====== Dataset ======

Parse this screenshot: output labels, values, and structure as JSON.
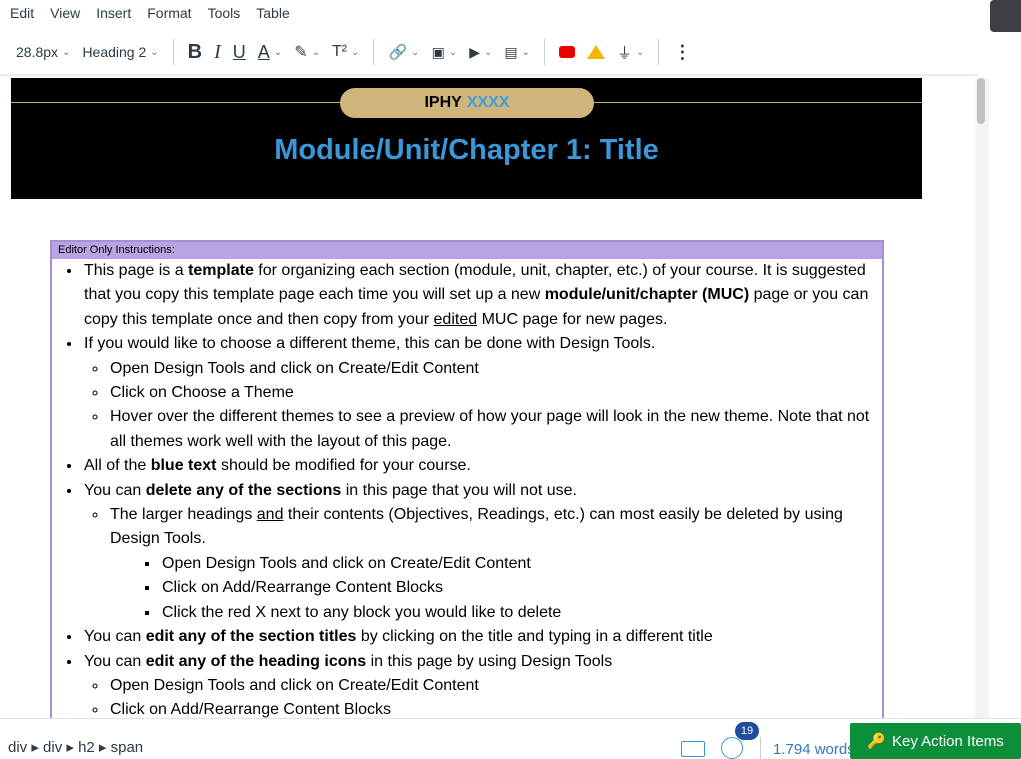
{
  "menu": [
    "Edit",
    "View",
    "Insert",
    "Format",
    "Tools",
    "Table"
  ],
  "toolbar": {
    "font_size": "28.8px",
    "block_style": "Heading 2",
    "bold": "B",
    "italic": "I",
    "underline": "U",
    "text_color": "A",
    "superscript": "T²"
  },
  "banner": {
    "course_prefix": "IPHY",
    "course_number": "XXXX",
    "title": "Module/Unit/Chapter 1: Title"
  },
  "instructions": {
    "heading": "Editor Only Instructions:",
    "items": [
      {
        "pre": "This page is a ",
        "bold": "template",
        "post": " for organizing each section (module, unit, chapter, etc.) of your course.  It is suggested that you copy this template page each time you will set up a new ",
        "bold2": "module/unit/chapter (MUC)",
        "post2": " page or you can copy this template once and then copy from your ",
        "u": "edited",
        "post3": " MUC page for new pages."
      },
      {
        "text": "If you would like to choose a different theme, this can be done with Design Tools."
      },
      {
        "text": "Open Design Tools and click on Create/Edit Content"
      },
      {
        "text": "Click on Choose a Theme"
      },
      {
        "text": "Hover over the different themes to see a preview of how your page will look in the new theme.  Note that not all themes work well with the layout of this page."
      },
      {
        "pre": "All of the ",
        "bold": "blue text",
        "post": " should be modified for your course."
      },
      {
        "pre": "You can ",
        "bold": "delete any of the sections",
        "post": " in this page that you will not use."
      },
      {
        "pre": "The larger headings ",
        "u": "and",
        "post": " their contents (Objectives, Readings, etc.) can most easily be deleted by using Design Tools."
      },
      {
        "text": "Open Design Tools and click on Create/Edit Content"
      },
      {
        "text": "Click on Add/Rearrange Content Blocks"
      },
      {
        "text": "Click the red X next to any block you would like to delete"
      },
      {
        "pre": "You can ",
        "bold": "edit any of the section titles",
        "post": " by clicking on the title and typing in a different title"
      },
      {
        "pre": "You can ",
        "bold": "edit any of the heading icons",
        "post": " in this page by using Design Tools"
      },
      {
        "text": "Open Design Tools and click on Create/Edit Content"
      },
      {
        "text": "Click on Add/Rearrange Content Blocks"
      }
    ]
  },
  "status": {
    "path": "div ▸ div ▸ h2 ▸ span",
    "a11y_count": "19",
    "word_count": "1.794 words",
    "key_action": "Key Action Items"
  }
}
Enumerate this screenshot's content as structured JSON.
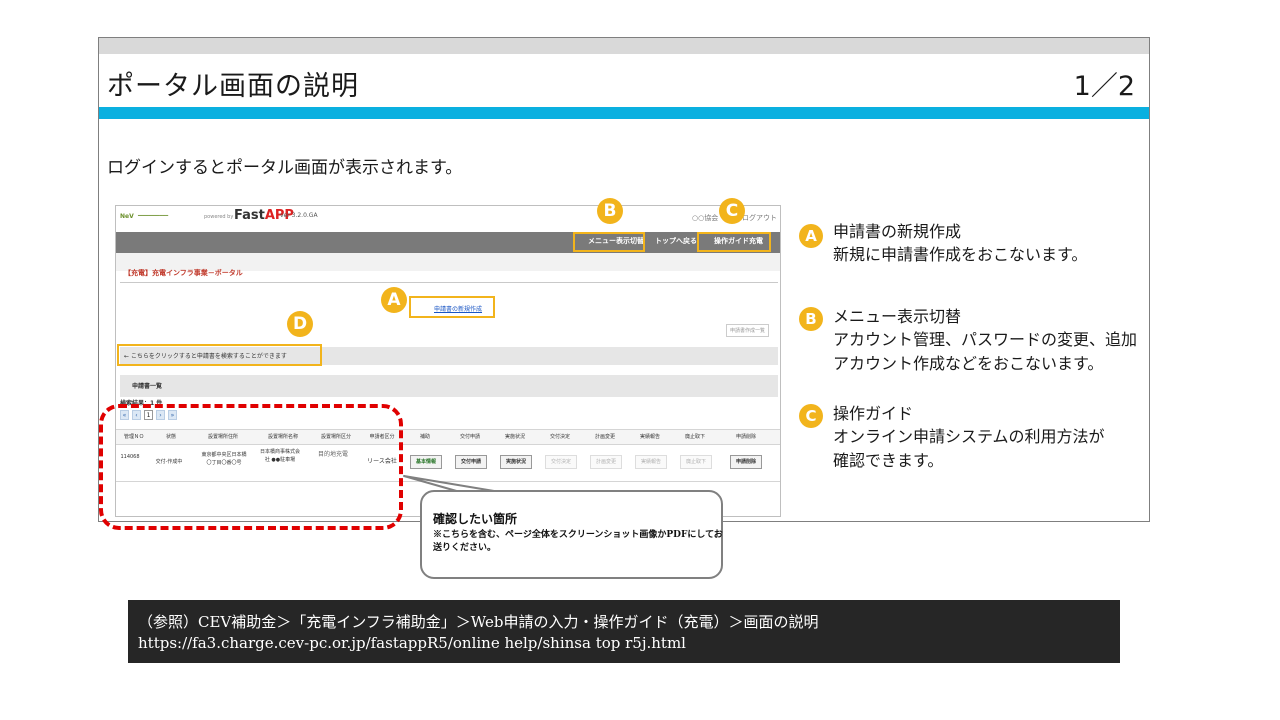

======

• **Exercise details**
Quote the data above in full and without alteration; skip the pictures.

• **Written response**
Parse this screenshot: output labels, values, and structure as JSON.
{
  "menu": [
    "Edit",
    "View",
    "Insert",
    "Format",
    "Tools",
    "Table"
  ],
  "toolbar": {
    "font_size": "28.8px",
    "block_style": "Heading 2",
    "bold": "B",
    "italic": "I",
    "underline": "U",
    "text_color": "A",
    "superscript": "T²"
  },
  "banner": {
    "course_prefix": "IPHY",
    "course_number": "XXXX",
    "title": "Module/Unit/Chapter 1: Title"
  },
  "instructions": {
    "heading": "Editor Only Instructions:",
    "items": [
      {
        "pre": "This page is a ",
        "bold": "template",
        "post": " for organizing each section (module, unit, chapter, etc.) of your course.  It is suggested that you copy this template page each time you will set up a new ",
        "bold2": "module/unit/chapter (MUC)",
        "post2": " page or you can copy this template once and then copy from your ",
        "u": "edited",
        "post3": " MUC page for new pages."
      },
      {
        "text": "If you would like to choose a different theme, this can be done with Design Tools."
      },
      {
        "text": "Open Design Tools and click on Create/Edit Content"
      },
      {
        "text": "Click on Choose a Theme"
      },
      {
        "text": "Hover over the different themes to see a preview of how your page will look in the new theme.  Note that not all themes work well with the layout of this page."
      },
      {
        "pre": "All of the ",
        "bold": "blue text",
        "post": " should be modified for your course."
      },
      {
        "pre": "You can ",
        "bold": "delete any of the sections",
        "post": " in this page that you will not use."
      },
      {
        "pre": "The larger headings ",
        "u": "and",
        "post": " their contents (Objectives, Readings, etc.) can most easily be deleted by using Design Tools."
      },
      {
        "text": "Open Design Tools and click on Create/Edit Content"
      },
      {
        "text": "Click on Add/Rearrange Content Blocks"
      },
      {
        "text": "Click the red X next to any block you would like to delete"
      },
      {
        "pre": "You can ",
        "bold": "edit any of the section titles",
        "post": " by clicking on the title and typing in a different title"
      },
      {
        "pre": "You can ",
        "bold": "edit any of the heading icons",
        "post": " in this page by using Design Tools"
      },
      {
        "text": "Open Design Tools and click on Create/Edit Content"
      },
      {
        "text": "Click on Add/Rearrange Content Blocks"
      }
    ]
  },
  "status": {
    "path": "div ▸ div ▸ h2 ▸ span",
    "a11y_count": "19",
    "word_count": "1.794 words",
    "key_action": "Key Action Items"
  }
}
Enumerate this screenshot's content as structured JSON.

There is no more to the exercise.